◆ Given instruction
Lines containing the word "Consumer" should be extracted in full.

··· Record extracts ···

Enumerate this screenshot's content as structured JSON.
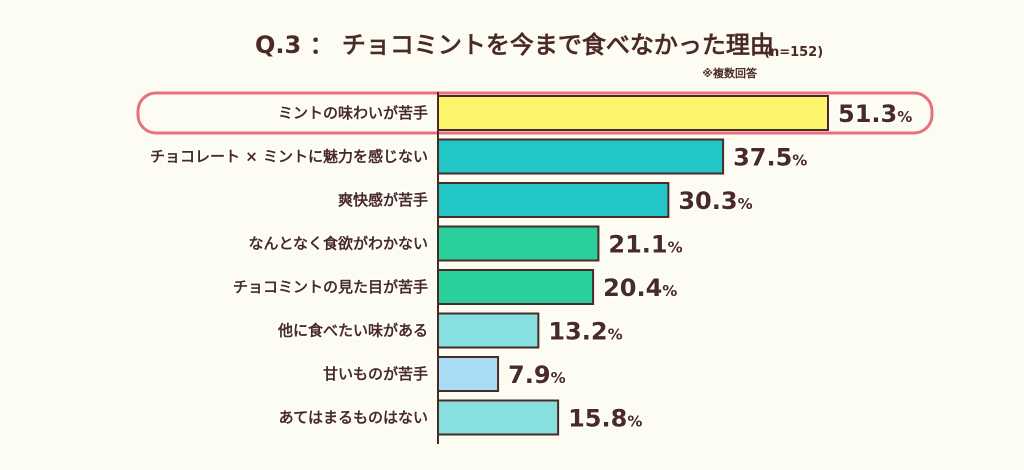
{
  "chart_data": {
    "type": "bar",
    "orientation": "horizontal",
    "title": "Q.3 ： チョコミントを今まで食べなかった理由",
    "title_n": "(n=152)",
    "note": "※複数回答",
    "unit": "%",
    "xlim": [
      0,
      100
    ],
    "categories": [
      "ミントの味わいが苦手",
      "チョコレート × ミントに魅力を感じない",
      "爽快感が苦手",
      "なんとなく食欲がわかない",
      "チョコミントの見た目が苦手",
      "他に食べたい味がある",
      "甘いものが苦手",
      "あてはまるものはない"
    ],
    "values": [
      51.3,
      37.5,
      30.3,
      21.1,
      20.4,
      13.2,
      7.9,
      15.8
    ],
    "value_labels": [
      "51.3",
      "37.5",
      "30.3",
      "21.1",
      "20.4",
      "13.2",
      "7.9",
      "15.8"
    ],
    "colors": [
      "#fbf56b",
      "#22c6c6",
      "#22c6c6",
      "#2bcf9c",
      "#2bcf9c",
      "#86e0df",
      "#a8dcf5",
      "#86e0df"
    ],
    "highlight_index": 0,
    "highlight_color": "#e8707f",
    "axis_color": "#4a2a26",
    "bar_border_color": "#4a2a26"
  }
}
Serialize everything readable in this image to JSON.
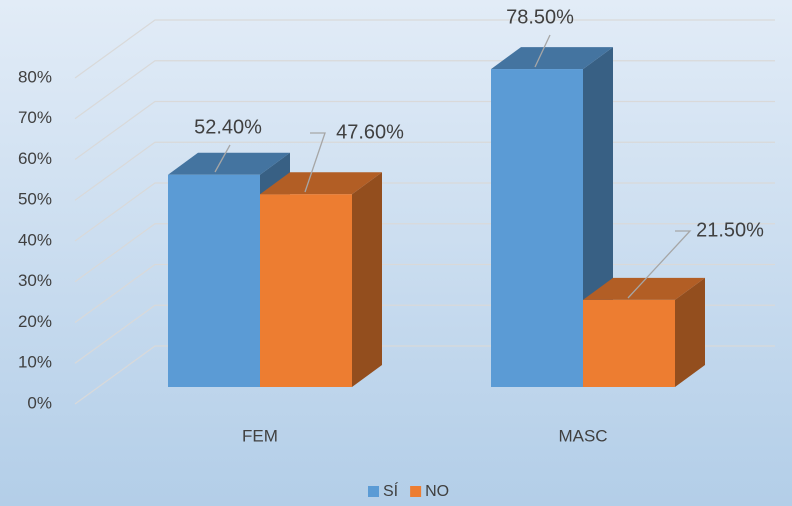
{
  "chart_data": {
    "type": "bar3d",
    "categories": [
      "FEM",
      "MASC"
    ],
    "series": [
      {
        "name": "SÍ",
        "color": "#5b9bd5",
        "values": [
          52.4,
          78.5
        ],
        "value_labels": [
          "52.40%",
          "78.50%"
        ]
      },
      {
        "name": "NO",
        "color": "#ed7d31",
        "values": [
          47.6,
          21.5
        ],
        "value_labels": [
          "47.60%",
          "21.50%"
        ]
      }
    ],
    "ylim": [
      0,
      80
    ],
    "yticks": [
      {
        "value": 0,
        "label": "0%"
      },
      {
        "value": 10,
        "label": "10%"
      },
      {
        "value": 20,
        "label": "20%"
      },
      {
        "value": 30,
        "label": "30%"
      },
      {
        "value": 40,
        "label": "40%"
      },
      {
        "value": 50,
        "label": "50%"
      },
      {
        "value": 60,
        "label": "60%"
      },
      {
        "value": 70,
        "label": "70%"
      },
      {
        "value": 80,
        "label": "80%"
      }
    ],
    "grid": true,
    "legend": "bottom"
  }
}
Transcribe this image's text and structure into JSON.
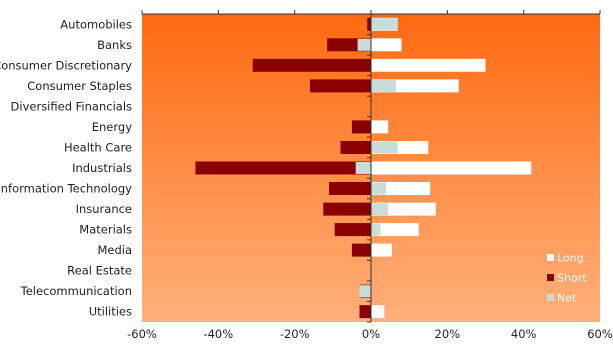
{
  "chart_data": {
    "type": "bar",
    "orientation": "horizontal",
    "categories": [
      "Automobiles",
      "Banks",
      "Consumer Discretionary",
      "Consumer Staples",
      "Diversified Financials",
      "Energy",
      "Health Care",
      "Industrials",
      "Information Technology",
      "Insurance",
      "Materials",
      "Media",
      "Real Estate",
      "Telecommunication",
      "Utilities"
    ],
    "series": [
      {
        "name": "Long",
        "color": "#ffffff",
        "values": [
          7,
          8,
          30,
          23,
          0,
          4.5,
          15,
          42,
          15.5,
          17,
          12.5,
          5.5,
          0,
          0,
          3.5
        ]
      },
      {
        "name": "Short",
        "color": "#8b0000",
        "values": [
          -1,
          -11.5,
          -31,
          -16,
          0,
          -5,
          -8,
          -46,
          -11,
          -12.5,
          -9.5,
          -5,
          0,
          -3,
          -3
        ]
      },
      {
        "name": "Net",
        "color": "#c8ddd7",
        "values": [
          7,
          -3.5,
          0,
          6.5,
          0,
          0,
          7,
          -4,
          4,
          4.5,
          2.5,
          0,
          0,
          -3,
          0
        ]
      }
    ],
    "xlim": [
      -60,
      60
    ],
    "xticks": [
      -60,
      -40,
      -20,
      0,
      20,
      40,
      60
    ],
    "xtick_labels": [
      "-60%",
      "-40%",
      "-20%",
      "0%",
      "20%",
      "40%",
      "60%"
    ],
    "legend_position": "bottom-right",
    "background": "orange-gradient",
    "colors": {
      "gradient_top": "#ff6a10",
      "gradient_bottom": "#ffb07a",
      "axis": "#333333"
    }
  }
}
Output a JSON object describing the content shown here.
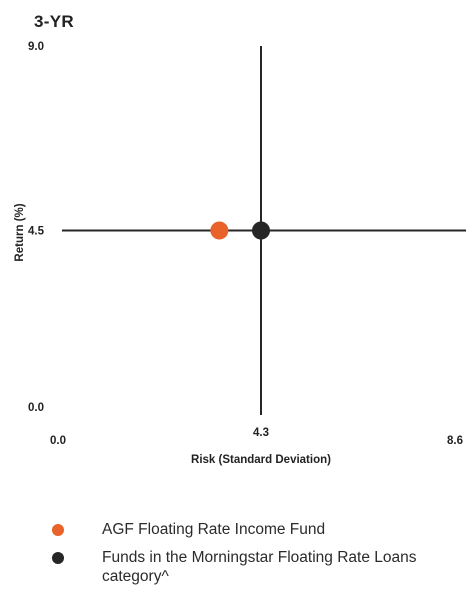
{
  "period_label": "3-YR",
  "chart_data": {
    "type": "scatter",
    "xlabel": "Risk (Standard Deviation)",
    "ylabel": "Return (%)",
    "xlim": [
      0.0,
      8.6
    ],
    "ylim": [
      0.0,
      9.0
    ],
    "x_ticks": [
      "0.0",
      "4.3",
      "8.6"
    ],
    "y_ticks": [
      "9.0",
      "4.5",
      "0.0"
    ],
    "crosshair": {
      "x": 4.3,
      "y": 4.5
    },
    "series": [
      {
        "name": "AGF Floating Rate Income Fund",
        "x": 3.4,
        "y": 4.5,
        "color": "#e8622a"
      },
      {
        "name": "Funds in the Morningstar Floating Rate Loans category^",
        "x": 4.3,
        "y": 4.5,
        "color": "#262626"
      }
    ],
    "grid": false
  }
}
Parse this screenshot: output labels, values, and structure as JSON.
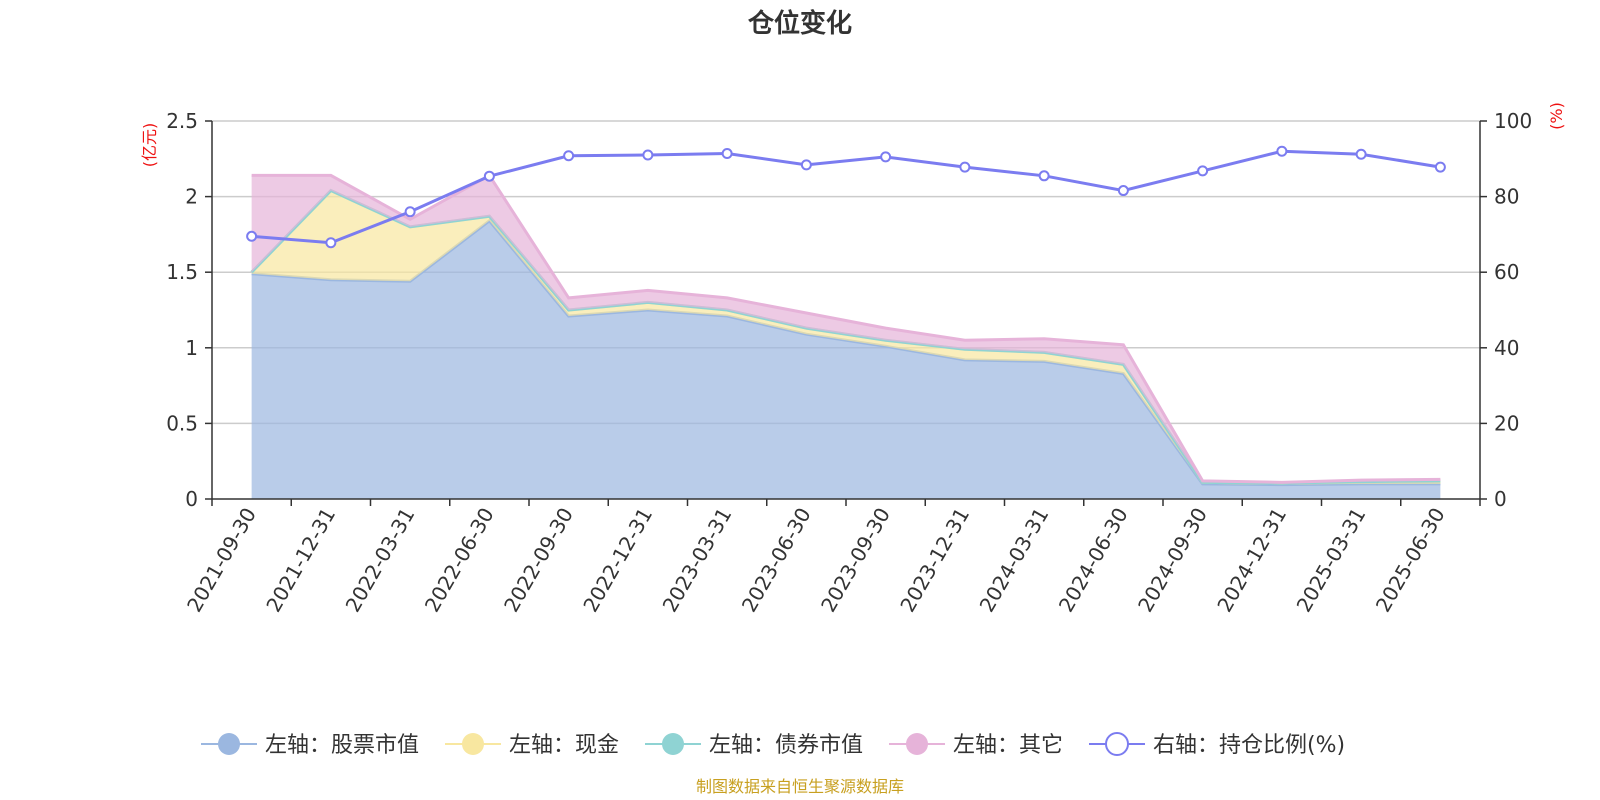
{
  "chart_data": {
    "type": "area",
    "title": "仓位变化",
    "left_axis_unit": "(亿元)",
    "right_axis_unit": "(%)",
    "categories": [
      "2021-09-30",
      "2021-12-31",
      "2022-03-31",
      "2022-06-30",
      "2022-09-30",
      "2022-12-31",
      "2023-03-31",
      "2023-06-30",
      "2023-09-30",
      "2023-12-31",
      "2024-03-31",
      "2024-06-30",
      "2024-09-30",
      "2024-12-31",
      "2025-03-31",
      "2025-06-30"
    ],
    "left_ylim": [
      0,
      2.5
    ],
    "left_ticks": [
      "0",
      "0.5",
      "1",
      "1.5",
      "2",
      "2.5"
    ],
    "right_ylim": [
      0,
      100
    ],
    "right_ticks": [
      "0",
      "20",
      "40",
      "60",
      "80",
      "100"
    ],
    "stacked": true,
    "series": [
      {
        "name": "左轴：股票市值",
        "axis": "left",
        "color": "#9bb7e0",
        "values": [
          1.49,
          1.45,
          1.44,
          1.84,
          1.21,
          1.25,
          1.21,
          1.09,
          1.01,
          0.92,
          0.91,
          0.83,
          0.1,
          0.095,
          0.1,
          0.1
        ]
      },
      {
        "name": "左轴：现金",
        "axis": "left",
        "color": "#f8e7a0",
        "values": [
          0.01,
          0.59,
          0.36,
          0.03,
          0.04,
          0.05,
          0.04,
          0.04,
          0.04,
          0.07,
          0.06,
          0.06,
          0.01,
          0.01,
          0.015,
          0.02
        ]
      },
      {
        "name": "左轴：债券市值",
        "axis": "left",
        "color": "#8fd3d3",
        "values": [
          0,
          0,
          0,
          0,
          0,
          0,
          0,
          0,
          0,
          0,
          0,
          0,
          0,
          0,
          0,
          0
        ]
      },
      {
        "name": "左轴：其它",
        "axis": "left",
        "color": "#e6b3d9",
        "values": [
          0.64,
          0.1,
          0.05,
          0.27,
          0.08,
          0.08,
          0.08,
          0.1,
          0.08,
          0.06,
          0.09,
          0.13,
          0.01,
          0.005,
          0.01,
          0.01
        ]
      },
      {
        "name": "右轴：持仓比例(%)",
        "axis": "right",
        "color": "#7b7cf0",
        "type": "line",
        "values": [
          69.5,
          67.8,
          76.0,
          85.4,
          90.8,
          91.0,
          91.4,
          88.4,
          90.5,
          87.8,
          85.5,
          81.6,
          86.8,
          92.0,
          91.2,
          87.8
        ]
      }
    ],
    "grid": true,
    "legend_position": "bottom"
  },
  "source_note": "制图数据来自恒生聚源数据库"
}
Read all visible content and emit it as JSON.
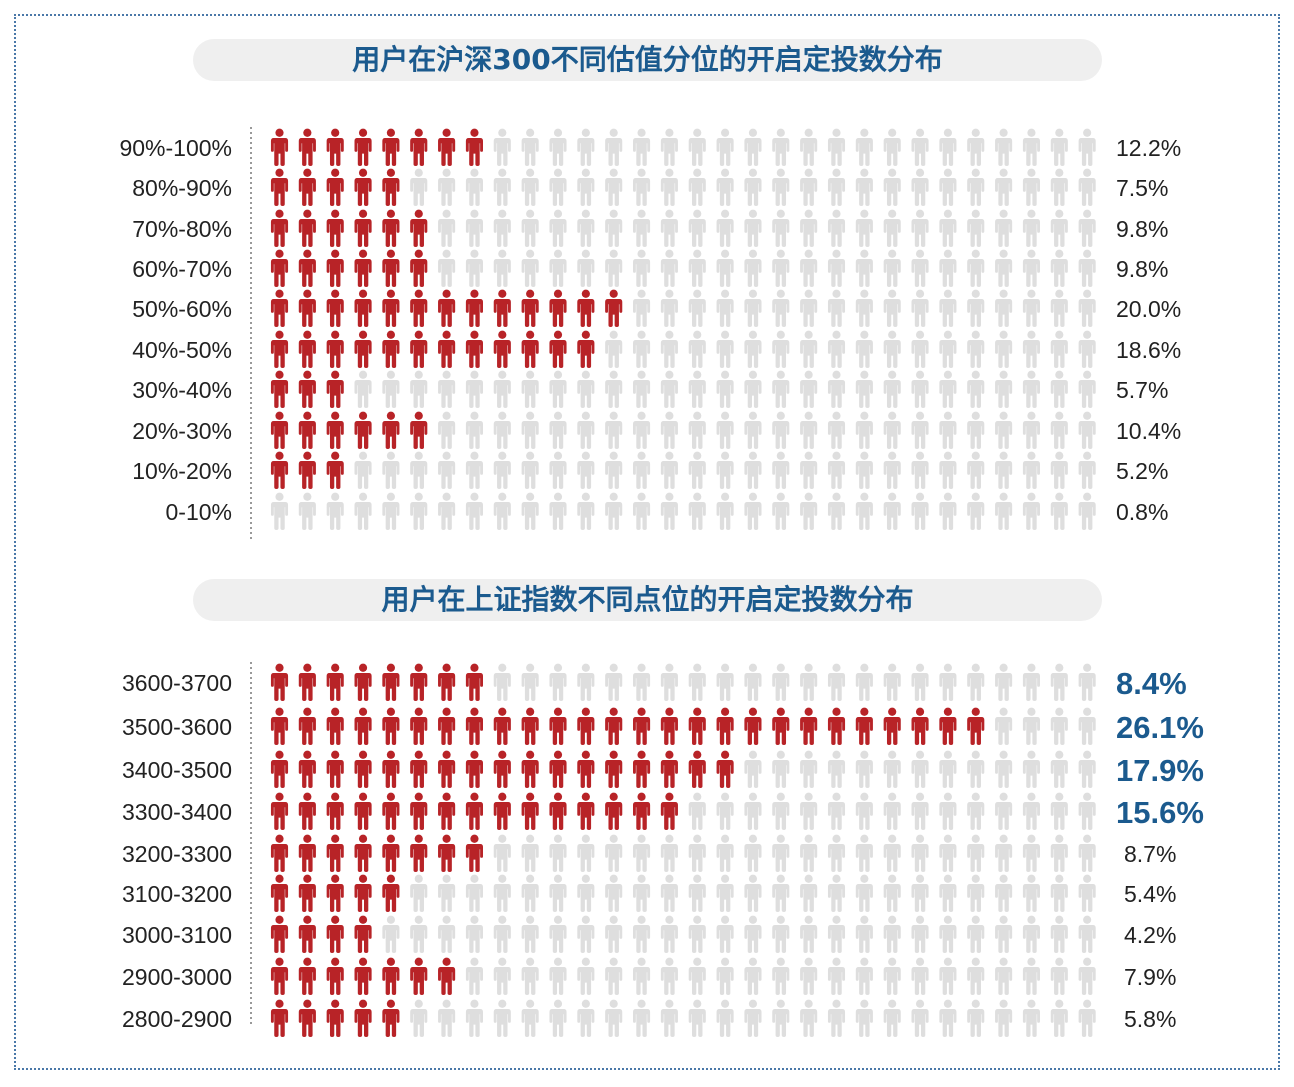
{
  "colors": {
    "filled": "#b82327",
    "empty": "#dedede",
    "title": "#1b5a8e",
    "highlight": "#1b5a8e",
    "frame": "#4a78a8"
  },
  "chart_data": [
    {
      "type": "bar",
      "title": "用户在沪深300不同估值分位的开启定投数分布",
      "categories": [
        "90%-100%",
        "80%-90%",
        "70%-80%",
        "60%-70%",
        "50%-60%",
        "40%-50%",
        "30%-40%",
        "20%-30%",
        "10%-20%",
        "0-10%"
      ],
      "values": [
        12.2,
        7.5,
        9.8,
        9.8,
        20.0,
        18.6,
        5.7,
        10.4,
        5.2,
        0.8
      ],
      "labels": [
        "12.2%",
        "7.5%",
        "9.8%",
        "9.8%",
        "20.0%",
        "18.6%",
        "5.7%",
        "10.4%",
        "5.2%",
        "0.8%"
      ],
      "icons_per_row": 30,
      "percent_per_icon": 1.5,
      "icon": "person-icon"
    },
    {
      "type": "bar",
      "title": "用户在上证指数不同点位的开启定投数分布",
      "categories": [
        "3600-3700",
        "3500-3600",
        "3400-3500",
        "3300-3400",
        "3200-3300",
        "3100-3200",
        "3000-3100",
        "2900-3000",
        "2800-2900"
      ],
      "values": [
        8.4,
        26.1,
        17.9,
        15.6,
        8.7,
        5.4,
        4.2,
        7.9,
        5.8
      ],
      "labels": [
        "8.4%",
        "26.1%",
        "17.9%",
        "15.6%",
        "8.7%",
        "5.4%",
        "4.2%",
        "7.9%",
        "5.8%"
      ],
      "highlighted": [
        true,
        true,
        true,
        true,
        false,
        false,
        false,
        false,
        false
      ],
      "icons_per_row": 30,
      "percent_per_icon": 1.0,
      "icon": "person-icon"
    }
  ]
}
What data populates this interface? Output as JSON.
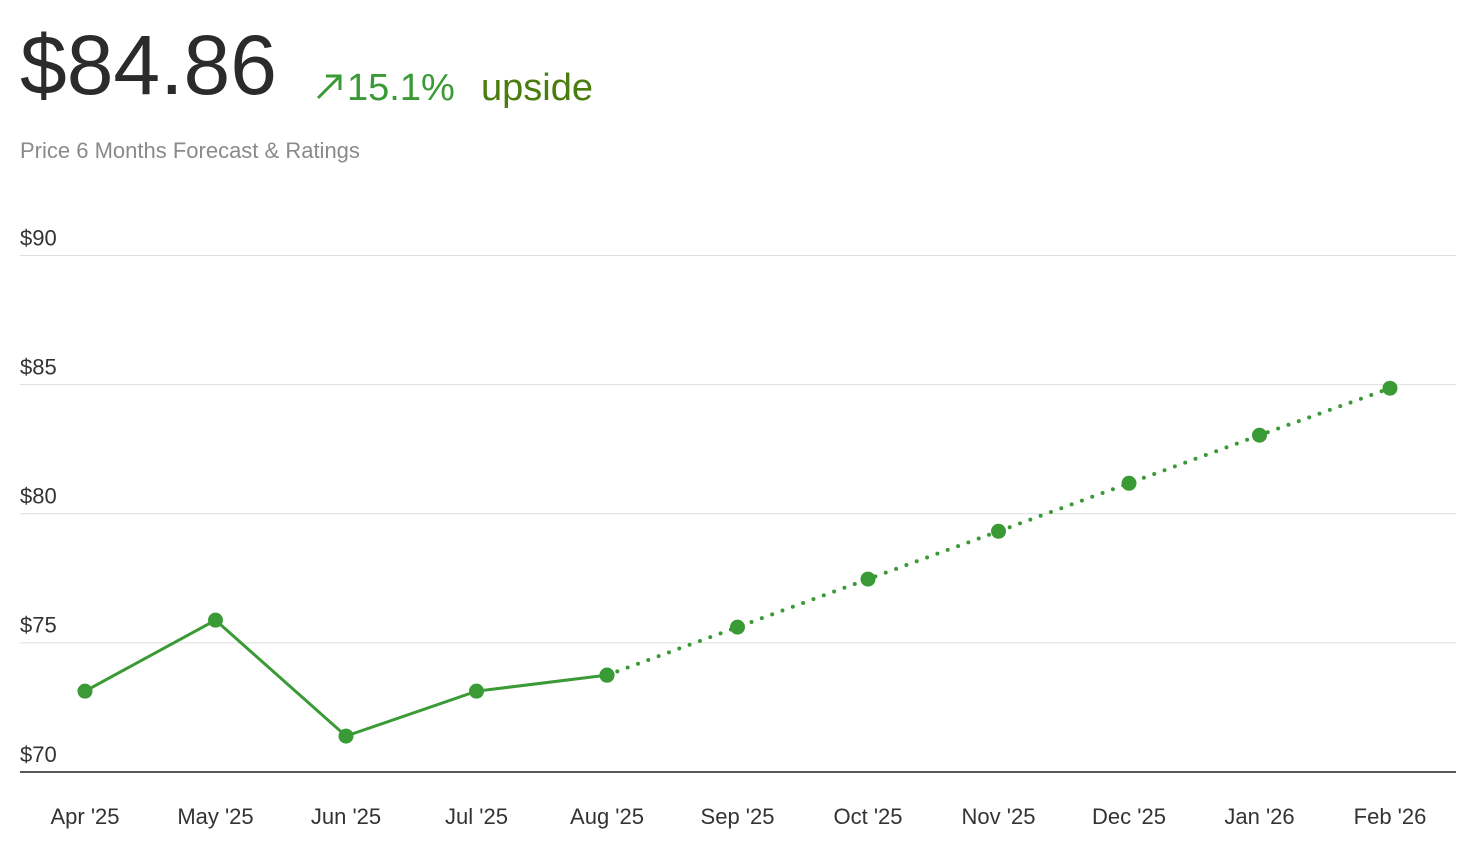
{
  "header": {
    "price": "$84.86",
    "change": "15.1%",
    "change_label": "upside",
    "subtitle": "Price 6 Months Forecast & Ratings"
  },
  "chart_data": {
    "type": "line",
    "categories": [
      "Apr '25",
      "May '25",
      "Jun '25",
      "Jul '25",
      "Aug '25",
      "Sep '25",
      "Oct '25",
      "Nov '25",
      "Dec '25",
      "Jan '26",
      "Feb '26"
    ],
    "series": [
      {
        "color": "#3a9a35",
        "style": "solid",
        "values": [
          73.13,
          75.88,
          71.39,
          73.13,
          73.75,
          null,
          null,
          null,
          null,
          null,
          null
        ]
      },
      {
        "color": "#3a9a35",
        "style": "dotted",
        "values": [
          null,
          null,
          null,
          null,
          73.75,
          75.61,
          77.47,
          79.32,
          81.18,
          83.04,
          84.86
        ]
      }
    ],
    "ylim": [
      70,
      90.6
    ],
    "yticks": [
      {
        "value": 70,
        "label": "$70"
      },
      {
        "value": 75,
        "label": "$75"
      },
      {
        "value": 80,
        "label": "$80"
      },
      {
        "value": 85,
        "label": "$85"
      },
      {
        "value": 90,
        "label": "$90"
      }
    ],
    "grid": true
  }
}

···

◆ Response to this task
      "Consumer Discretionary",
      "Consumer Staples",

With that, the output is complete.